What the exercise asks:
Carry on the article about making bioethanol fuel from brewery wastewater and residues, starting right after its last sentence.

─── Text shown ───

Bioethanol fuel from wastewater and residues from breweries

Sustainably produced bioethanol from residues can contribute to decarbonizing the transport sector. In the BMWK-funded “Bieranol” project, Fraunhofer IKTS and its partner BFC Trading GmbH have focused on utilizing bioethanol potential from breweries. Two streams of materials were analyzed and treated. On the one hand, the production of non-alcoholic beers produces wastewater with varying ethanol content, which is often disposed of. Secondly, brewer’s spent grains, a residue from the brewing process, contain large amounts of cellulose – a potential source material for ethanol production.

The aim of the wastewater treatment process was to separate and concentrate the ethanol until it can be used as fuel (> 99.5 %). Two membrane stages developed at Fraunhofer IKTS were used for this purpose. The first stage (Fig. 1) consists of specially developed planar hydrophobic mixed-matrix membranes (MMM), which were installed into a plate and frame module (Beroplan GmbH) with a membrane area of 1 m².

The membrane selectivity is significantly higher than that of distillation. Therefore, with this module, ethanol concentrations of more than 50 % can be achieved from low-concentration mixtures at temperatures of only 40 °C – all in just one step and with high energy efficiency.

─── Dataset content ───

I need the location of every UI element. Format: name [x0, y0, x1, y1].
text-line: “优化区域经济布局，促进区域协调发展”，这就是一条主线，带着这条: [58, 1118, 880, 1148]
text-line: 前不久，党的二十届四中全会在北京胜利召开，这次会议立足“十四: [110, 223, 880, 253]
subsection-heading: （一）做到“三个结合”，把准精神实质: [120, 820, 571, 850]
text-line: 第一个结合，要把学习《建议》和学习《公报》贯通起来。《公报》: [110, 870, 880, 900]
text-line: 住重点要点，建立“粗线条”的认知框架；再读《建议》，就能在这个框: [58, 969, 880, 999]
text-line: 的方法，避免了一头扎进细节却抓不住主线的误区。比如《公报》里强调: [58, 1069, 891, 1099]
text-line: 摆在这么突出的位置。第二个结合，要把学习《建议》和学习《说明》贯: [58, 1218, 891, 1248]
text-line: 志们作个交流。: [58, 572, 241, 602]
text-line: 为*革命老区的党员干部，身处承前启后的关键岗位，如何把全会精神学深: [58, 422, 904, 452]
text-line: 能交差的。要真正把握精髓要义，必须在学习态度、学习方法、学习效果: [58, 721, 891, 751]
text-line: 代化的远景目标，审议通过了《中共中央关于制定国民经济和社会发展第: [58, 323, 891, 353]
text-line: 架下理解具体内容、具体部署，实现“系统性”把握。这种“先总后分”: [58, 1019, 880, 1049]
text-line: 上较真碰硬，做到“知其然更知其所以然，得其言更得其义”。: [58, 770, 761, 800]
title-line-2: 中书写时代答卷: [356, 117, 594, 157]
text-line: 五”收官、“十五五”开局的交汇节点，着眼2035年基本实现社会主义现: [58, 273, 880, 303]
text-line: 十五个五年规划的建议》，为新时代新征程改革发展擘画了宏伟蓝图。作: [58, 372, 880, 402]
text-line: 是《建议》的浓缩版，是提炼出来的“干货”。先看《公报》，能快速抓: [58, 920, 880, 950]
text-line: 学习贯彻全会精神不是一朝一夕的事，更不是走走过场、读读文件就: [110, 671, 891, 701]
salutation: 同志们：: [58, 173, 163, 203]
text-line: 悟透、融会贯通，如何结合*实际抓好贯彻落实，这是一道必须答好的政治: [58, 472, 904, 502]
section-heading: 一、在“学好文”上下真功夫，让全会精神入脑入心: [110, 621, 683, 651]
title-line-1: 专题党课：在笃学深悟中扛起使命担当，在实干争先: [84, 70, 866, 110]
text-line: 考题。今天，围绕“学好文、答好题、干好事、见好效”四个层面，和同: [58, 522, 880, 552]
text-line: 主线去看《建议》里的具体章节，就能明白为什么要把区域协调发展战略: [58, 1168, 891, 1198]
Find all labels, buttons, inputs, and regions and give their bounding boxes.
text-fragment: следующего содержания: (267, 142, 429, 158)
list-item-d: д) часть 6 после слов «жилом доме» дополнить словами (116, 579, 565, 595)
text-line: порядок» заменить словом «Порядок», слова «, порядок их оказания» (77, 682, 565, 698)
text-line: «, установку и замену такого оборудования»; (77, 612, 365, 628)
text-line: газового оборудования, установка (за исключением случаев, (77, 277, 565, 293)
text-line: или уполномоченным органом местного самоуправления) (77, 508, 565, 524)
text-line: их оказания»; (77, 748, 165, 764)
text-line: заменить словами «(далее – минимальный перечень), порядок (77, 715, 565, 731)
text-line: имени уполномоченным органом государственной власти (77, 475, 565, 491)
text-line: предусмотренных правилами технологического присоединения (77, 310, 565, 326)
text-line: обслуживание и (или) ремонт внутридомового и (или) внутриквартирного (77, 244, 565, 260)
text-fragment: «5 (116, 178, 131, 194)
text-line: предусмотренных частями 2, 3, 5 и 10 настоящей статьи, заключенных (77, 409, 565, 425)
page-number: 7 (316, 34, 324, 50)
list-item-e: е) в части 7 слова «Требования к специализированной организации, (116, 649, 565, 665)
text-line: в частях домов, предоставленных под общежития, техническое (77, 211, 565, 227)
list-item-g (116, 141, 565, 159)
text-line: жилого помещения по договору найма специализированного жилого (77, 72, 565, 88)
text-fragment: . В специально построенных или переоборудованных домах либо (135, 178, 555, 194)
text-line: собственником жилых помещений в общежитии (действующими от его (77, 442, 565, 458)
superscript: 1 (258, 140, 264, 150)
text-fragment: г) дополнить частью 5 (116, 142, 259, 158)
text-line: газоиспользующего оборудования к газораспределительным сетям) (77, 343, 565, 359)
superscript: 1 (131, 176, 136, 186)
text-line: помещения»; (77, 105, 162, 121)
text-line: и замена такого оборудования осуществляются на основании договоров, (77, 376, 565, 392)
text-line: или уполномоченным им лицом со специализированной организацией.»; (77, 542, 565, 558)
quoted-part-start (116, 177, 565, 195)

───

Task response:
Pre-concentration in the MMM module is a requirement for further processing in the second membrane stage. Tubular hydrophilic ceramic membranes were used in a vapor permeation process for concentrating to 99.9 % ethanol. For this purpose, a test plant for fuel dehydration was jointly designed and implemented by the industrial partner (Fig. 2).

In the project, two different membrane types, hydrophobic MMM and hydrophilic ceramic membranes, were successfully used to concentrate ethanol from wastewater to approx. 60 % and to dehydrate it to 99.9 % ethanol in a second step. The membrane technology is efficient and allows energy savings of up to 80 % for the dehydration step.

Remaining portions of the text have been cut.